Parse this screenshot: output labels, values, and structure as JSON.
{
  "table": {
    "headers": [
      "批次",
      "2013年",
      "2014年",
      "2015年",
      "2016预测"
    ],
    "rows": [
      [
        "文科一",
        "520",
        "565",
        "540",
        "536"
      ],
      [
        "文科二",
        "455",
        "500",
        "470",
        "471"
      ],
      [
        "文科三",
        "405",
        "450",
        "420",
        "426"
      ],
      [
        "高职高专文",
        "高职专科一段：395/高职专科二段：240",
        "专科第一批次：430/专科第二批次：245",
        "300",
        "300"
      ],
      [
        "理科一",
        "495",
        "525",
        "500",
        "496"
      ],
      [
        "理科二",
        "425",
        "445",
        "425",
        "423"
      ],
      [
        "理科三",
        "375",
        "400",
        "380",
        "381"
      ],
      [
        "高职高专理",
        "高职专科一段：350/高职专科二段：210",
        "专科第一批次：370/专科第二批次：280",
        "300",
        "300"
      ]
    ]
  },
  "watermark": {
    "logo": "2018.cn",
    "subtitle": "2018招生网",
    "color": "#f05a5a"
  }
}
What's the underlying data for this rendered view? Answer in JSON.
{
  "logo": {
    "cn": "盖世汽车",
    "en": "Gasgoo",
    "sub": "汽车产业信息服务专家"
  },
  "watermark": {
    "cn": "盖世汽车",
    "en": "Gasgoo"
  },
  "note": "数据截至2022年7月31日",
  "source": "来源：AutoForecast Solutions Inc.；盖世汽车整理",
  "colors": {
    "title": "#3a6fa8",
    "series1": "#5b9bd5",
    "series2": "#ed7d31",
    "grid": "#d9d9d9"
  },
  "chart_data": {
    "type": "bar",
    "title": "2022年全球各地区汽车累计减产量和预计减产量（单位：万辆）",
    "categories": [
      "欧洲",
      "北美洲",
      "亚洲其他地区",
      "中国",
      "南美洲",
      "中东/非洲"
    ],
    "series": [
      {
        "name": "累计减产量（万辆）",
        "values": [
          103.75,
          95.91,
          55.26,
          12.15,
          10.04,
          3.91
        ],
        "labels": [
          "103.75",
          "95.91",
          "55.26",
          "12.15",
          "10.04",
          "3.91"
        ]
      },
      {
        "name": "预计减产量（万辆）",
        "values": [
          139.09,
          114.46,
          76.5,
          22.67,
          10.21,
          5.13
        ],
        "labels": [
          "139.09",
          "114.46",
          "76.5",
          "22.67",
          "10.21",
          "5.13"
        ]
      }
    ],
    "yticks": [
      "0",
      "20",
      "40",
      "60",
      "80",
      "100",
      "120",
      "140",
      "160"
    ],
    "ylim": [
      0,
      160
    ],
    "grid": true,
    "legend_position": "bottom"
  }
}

──────────────────────────────

__Goal of the exercise__.
Reproduce the listing above verbatim, from first line to last.

__Output below__.
Parse this screenshot: output labels, values, and structure as JSON.
{
  "table": {
    "headers": [
      "批次",
      "2013年",
      "2014年",
      "2015年",
      "2016预测"
    ],
    "rows": [
      [
        "文科一",
        "520",
        "565",
        "540",
        "536"
      ],
      [
        "文科二",
        "455",
        "500",
        "470",
        "471"
      ],
      [
        "文科三",
        "405",
        "450",
        "420",
        "426"
      ],
      [
        "高职高专文",
        "高职专科一段：395/高职专科二段：240",
        "专科第一批次：430/专科第二批次：245",
        "300",
        "300"
      ],
      [
        "理科一",
        "495",
        "525",
        "500",
        "496"
      ],
      [
        "理科二",
        "425",
        "445",
        "425",
        "423"
      ],
      [
        "理科三",
        "375",
        "400",
        "380",
        "381"
      ],
      [
        "高职高专理",
        "高职专科一段：350/高职专科二段：210",
        "专科第一批次：370/专科第二批次：280",
        "300",
        "300"
      ]
    ]
  },
  "watermark": {
    "logo": "2018.cn",
    "subtitle": "2018招生网",
    "color": "#f05a5a"
  }
}
What's the underlying data for this rendered view? Answer in JSON.
{
  "logo": {
    "cn": "盖世汽车",
    "en": "Gasgoo",
    "sub": "汽车产业信息服务专家"
  },
  "watermark": {
    "cn": "盖世汽车",
    "en": "Gasgoo"
  },
  "note": "数据截至2022年7月31日",
  "source": "来源：AutoForecast Solutions Inc.；盖世汽车整理",
  "colors": {
    "title": "#3a6fa8",
    "series1": "#5b9bd5",
    "series2": "#ed7d31",
    "grid": "#d9d9d9"
  },
  "chart_data": {
    "type": "bar",
    "title": "2022年全球各地区汽车累计减产量和预计减产量（单位：万辆）",
    "categories": [
      "欧洲",
      "北美洲",
      "亚洲其他地区",
      "中国",
      "南美洲",
      "中东/非洲"
    ],
    "series": [
      {
        "name": "累计减产量（万辆）",
        "values": [
          103.75,
          95.91,
          55.26,
          12.15,
          10.04,
          3.91
        ],
        "labels": [
          "103.75",
          "95.91",
          "55.26",
          "12.15",
          "10.04",
          "3.91"
        ]
      },
      {
        "name": "预计减产量（万辆）",
        "values": [
          139.09,
          114.46,
          76.5,
          22.67,
          10.21,
          5.13
        ],
        "labels": [
          "139.09",
          "114.46",
          "76.5",
          "22.67",
          "10.21",
          "5.13"
        ]
      }
    ],
    "yticks": [
      "0",
      "20",
      "40",
      "60",
      "80",
      "100",
      "120",
      "140",
      "160"
    ],
    "ylim": [
      0,
      160
    ],
    "grid": true,
    "legend_position": "bottom"
  }
}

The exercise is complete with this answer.